-- begin Stored records --

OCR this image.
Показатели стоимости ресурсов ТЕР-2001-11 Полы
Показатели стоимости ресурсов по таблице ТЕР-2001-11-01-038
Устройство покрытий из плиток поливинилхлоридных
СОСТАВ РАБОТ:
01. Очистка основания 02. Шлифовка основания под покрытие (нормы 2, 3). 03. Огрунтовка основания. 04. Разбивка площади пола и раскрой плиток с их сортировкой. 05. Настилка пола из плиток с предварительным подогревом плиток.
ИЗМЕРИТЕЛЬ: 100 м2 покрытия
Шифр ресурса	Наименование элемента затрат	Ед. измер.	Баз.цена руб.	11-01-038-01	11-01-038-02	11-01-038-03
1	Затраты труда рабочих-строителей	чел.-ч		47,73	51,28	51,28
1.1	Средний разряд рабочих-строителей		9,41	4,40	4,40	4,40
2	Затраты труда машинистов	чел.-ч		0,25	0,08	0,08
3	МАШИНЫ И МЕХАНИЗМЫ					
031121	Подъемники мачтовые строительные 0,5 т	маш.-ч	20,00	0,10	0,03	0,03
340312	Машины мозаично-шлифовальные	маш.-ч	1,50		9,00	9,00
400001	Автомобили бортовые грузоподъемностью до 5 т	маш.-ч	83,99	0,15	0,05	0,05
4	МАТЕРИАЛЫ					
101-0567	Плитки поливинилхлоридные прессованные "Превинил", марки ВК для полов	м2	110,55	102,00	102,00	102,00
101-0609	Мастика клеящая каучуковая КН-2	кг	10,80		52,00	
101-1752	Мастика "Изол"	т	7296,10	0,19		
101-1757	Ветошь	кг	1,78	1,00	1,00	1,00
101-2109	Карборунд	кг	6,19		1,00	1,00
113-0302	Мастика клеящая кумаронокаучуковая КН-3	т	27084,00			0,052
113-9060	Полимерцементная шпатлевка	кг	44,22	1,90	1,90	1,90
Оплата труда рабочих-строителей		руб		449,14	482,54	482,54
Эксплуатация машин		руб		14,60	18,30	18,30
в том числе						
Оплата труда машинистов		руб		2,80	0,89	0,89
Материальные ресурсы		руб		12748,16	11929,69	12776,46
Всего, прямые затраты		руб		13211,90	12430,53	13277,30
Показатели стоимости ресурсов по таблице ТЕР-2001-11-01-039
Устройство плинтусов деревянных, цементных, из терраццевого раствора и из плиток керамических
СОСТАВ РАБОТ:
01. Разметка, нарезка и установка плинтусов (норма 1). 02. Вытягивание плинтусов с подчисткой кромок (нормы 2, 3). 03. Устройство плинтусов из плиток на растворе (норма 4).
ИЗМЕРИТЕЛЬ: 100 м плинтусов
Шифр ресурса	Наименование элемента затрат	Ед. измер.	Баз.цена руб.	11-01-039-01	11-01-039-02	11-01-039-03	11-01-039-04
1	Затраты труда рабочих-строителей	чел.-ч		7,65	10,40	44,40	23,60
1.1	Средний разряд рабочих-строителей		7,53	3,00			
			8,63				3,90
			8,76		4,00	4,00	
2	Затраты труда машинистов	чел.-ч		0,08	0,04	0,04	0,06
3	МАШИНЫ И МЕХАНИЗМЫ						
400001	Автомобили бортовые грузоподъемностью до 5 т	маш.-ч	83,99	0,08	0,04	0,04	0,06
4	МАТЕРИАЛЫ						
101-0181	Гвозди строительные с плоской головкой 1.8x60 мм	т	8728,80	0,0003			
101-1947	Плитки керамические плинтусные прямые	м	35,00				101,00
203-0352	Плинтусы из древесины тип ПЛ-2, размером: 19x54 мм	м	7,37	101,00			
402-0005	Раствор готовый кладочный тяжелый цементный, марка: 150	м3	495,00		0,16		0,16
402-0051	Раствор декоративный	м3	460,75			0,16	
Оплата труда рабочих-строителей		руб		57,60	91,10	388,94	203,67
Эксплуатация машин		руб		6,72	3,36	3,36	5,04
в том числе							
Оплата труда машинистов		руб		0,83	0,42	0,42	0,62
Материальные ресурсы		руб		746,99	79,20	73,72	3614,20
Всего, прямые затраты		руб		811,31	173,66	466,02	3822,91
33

-- end Stored records --

◆ **Directive**
Return all of the data word for word.

◆ **Exercise result**
OCR this image.
Показатели стоимости ресурсов ТЕР-2001-11 Полы
Показатели стоимости ресурсов по таблице ТЕР-2001-11-01-038
Устройство покрытий из плиток поливинилхлоридных
СОСТАВ РАБОТ:
01. Очистка основания 02. Шлифовка основания под покрытие (нормы 2, 3). 03. Огрунтовка основания. 04. Разбивка площади пола и раскрой плиток с их сортировкой. 05. Настилка пола из плиток с предварительным подогревом плиток.
ИЗМЕРИТЕЛЬ: 100 м2 покрытия
Шифр ресурса	Наименование элемента затрат	Ед. измер.	Баз.цена руб.	11-01-038-01	11-01-038-02	11-01-038-03
1	Затраты труда рабочих-строителей	чел.-ч		47,73	51,28	51,28
1.1	Средний разряд рабочих-строителей		9,41	4,40	4,40	4,40
2	Затраты труда машинистов	чел.-ч		0,25	0,08	0,08
3	МАШИНЫ И МЕХАНИЗМЫ					
031121	Подъемники мачтовые строительные 0,5 т	маш.-ч	20,00	0,10	0,03	0,03
340312	Машины мозаично-шлифовальные	маш.-ч	1,50		9,00	9,00
400001	Автомобили бортовые грузоподъемностью до 5 т	маш.-ч	83,99	0,15	0,05	0,05
4	МАТЕРИАЛЫ					
101-0567	Плитки поливинилхлоридные прессованные "Превинил", марки ВК для полов	м2	110,55	102,00	102,00	102,00
101-0609	Мастика клеящая каучуковая КН-2	кг	10,80		52,00	
101-1752	Мастика "Изол"	т	7296,10	0,19		
101-1757	Ветошь	кг	1,78	1,00	1,00	1,00
101-2109	Карборунд	кг	6,19		1,00	1,00
113-0302	Мастика клеящая кумаронокаучуковая КН-3	т	27084,00			0,052
113-9060	Полимерцементная шпатлевка	кг	44,22	1,90	1,90	1,90
Оплата труда рабочих-строителей		руб		449,14	482,54	482,54
Эксплуатация машин		руб		14,60	18,30	18,30
в том числе						
Оплата труда машинистов		руб		2,80	0,89	0,89
Материальные ресурсы		руб		12748,16	11929,69	12776,46
Всего, прямые затраты		руб		13211,90	12430,53	13277,30
Показатели стоимости ресурсов по таблице ТЕР-2001-11-01-039
Устройство плинтусов деревянных, цементных, из терраццевого раствора и из плиток керамических
СОСТАВ РАБОТ:
01. Разметка, нарезка и установка плинтусов (норма 1). 02. Вытягивание плинтусов с подчисткой кромок (нормы 2, 3). 03. Устройство плинтусов из плиток на растворе (норма 4).
ИЗМЕРИТЕЛЬ: 100 м плинтусов
Шифр ресурса	Наименование элемента затрат	Ед. измер.	Баз.цена руб.	11-01-039-01	11-01-039-02	11-01-039-03	11-01-039-04
1	Затраты труда рабочих-строителей	чел.-ч		7,65	10,40	44,40	23,60
1.1	Средний разряд рабочих-строителей		7,53	3,00			
			8,63				3,90
			8,76		4,00	4,00	
2	Затраты труда машинистов	чел.-ч		0,08	0,04	0,04	0,06
3	МАШИНЫ И МЕХАНИЗМЫ						
400001	Автомобили бортовые грузоподъемностью до 5 т	маш.-ч	83,99	0,08	0,04	0,04	0,06
4	МАТЕРИАЛЫ						
101-0181	Гвозди строительные с плоской головкой 1.8x60 мм	т	8728,80	0,0003			
101-1947	Плитки керамические плинтусные прямые	м	35,00				101,00
203-0352	Плинтусы из древесины тип ПЛ-2, размером: 19x54 мм	м	7,37	101,00			
402-0005	Раствор готовый кладочный тяжелый цементный, марка: 150	м3	495,00		0,16		0,16
402-0051	Раствор декоративный	м3	460,75			0,16	
Оплата труда рабочих-строителей		руб		57,60	91,10	388,94	203,67
Эксплуатация машин		руб		6,72	3,36	3,36	5,04
в том числе							
Оплата труда машинистов		руб		0,83	0,42	0,42	0,62
Материальные ресурсы		руб		746,99	79,20	73,72	3614,20
Всего, прямые затраты		руб		811,31	173,66	466,02	3822,91
33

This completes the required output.